» **Short task**:
Copy everything in the listing below word for word, apart from any images.

» **Dataset entries**:
-*-

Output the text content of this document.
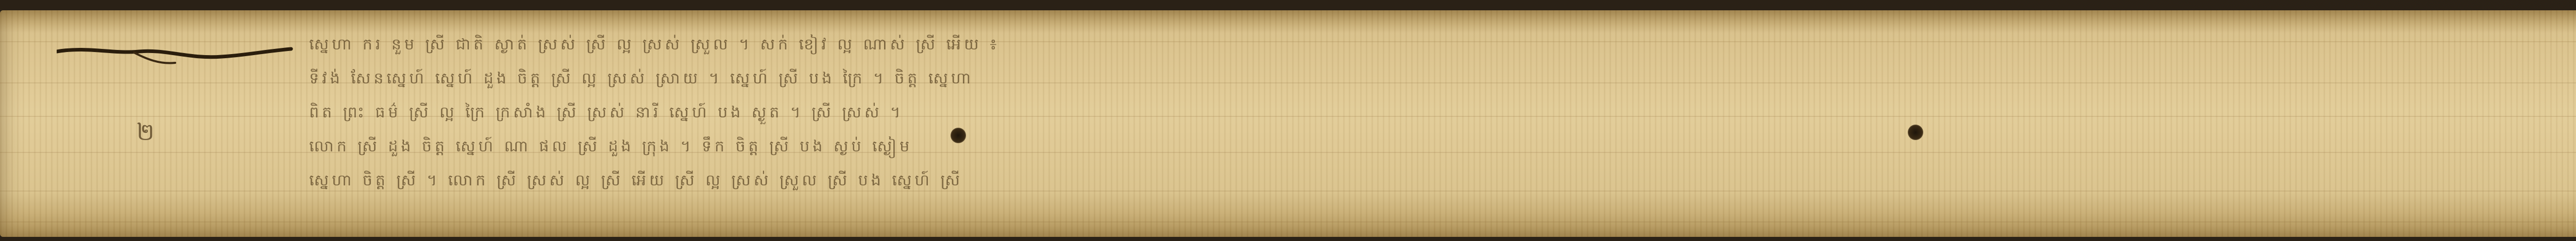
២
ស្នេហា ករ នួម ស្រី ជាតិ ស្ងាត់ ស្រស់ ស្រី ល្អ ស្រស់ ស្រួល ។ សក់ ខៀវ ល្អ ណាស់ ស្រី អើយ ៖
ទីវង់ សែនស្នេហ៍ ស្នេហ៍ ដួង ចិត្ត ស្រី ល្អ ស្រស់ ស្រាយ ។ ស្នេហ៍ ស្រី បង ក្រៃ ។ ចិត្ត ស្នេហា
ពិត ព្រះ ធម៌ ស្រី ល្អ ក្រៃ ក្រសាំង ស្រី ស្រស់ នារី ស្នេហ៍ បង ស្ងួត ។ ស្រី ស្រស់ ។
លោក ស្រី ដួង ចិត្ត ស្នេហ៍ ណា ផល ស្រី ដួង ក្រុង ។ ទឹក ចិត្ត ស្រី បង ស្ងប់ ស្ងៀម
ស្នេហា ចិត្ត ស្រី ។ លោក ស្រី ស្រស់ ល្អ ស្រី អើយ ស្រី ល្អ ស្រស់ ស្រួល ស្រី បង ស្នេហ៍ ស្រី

-*-

» **Right answer**:
Output the text content of this document.
២
ស្នេហា ករ នួម ស្រី ជាតិ ស្ងាត់ ស្រស់ ស្រី ល្អ ស្រស់ ស្រួល ។ សក់ ខៀវ ល្អ ណាស់ ស្រី អើយ ៖
ទីវង់ សែនស្នេហ៍ ស្នេហ៍ ដួង ចិត្ត ស្រី ល្អ ស្រស់ ស្រាយ ។ ស្នេហ៍ ស្រី បង ក្រៃ ។ ចិត្ត ស្នេហា
ពិត ព្រះ ធម៌ ស្រី ល្អ ក្រៃ ក្រសាំង ស្រី ស្រស់ នារី ស្នេហ៍ បង ស្ងួត ។ ស្រី ស្រស់ ។
លោក ស្រី ដួង ចិត្ត ស្នេហ៍ ណា ផល ស្រី ដួង ក្រុង ។ ទឹក ចិត្ត ស្រី បង ស្ងប់ ស្ងៀម
ស្នេហា ចិត្ត ស្រី ។ លោក ស្រី ស្រស់ ល្អ ស្រី អើយ ស្រី ល្អ ស្រស់ ស្រួល ស្រី បង ស្នេហ៍ ស្រី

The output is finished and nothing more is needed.